_Problem to solve_
Check each line below for the word "Dysaphis", and copy those that have it.
-- Material for this task start --
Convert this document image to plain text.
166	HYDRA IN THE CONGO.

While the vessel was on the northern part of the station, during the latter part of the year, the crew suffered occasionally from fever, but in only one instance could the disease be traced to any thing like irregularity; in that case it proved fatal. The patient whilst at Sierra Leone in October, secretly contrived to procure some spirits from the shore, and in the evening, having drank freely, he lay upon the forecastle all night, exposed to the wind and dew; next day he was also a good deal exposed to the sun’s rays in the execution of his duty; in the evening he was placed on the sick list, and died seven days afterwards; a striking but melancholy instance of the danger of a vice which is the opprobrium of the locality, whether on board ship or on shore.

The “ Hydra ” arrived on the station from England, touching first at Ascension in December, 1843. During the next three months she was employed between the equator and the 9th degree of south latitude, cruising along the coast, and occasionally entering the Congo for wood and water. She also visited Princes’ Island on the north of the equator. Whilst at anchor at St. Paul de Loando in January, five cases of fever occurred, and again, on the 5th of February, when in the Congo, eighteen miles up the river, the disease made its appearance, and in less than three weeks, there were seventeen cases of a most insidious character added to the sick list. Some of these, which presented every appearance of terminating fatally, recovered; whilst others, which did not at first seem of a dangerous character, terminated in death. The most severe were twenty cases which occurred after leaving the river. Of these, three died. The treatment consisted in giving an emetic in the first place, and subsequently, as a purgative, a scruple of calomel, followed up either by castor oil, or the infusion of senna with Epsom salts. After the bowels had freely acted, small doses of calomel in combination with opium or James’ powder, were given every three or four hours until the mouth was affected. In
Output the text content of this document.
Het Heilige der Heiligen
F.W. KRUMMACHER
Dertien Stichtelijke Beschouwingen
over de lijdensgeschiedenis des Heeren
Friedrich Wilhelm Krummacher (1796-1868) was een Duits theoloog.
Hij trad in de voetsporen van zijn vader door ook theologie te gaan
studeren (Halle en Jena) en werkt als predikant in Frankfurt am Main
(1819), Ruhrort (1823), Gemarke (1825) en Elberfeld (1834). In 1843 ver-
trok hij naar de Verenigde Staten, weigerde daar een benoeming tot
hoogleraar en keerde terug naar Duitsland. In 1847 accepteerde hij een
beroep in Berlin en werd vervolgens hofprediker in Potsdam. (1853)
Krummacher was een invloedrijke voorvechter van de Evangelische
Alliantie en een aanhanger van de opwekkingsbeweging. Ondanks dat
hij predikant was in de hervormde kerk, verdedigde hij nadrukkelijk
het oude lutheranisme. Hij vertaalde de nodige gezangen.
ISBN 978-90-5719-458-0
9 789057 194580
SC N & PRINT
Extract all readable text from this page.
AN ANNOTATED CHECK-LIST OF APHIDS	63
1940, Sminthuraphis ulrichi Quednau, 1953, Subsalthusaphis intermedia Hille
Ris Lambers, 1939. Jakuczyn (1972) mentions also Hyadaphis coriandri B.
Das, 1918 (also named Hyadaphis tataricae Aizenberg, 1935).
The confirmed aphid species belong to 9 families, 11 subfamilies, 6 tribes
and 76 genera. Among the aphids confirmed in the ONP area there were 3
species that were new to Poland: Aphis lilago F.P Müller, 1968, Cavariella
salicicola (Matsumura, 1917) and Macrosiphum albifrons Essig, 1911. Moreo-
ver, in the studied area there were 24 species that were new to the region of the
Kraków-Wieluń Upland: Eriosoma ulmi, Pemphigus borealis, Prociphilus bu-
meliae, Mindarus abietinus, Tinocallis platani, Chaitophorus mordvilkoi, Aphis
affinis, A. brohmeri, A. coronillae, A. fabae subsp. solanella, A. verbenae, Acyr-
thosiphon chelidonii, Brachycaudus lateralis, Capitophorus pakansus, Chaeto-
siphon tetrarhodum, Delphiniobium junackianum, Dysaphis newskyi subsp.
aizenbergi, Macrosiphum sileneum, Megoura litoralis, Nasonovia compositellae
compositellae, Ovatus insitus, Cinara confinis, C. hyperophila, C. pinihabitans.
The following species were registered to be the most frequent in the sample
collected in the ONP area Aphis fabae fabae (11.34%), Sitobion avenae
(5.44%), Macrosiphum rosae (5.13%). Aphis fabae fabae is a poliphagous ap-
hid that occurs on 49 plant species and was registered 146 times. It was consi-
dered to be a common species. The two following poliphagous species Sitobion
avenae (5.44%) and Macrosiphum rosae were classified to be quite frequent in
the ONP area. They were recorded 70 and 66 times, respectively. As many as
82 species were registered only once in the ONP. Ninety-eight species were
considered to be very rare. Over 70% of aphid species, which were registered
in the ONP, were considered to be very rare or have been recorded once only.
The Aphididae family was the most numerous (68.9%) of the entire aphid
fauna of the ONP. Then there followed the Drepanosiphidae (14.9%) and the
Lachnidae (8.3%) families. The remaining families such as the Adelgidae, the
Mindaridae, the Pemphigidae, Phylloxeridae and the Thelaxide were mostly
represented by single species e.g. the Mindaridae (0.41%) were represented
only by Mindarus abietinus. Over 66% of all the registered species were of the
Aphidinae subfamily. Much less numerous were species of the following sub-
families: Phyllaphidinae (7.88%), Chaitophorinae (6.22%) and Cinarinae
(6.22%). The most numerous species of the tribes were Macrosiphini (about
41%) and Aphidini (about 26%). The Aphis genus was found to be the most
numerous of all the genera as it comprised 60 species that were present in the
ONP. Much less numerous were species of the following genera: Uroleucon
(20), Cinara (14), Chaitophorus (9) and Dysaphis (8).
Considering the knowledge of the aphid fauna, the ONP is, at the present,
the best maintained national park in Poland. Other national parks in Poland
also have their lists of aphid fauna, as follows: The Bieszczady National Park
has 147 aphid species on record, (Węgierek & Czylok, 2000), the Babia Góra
-- Material for this task end --
_Task answer_
siphon tetrarhodum, Delphiniobium junackianum, Dysaphis newskyi subsp.
(20), Cinara (14), Chaitophorus (9) and Dysaphis (8).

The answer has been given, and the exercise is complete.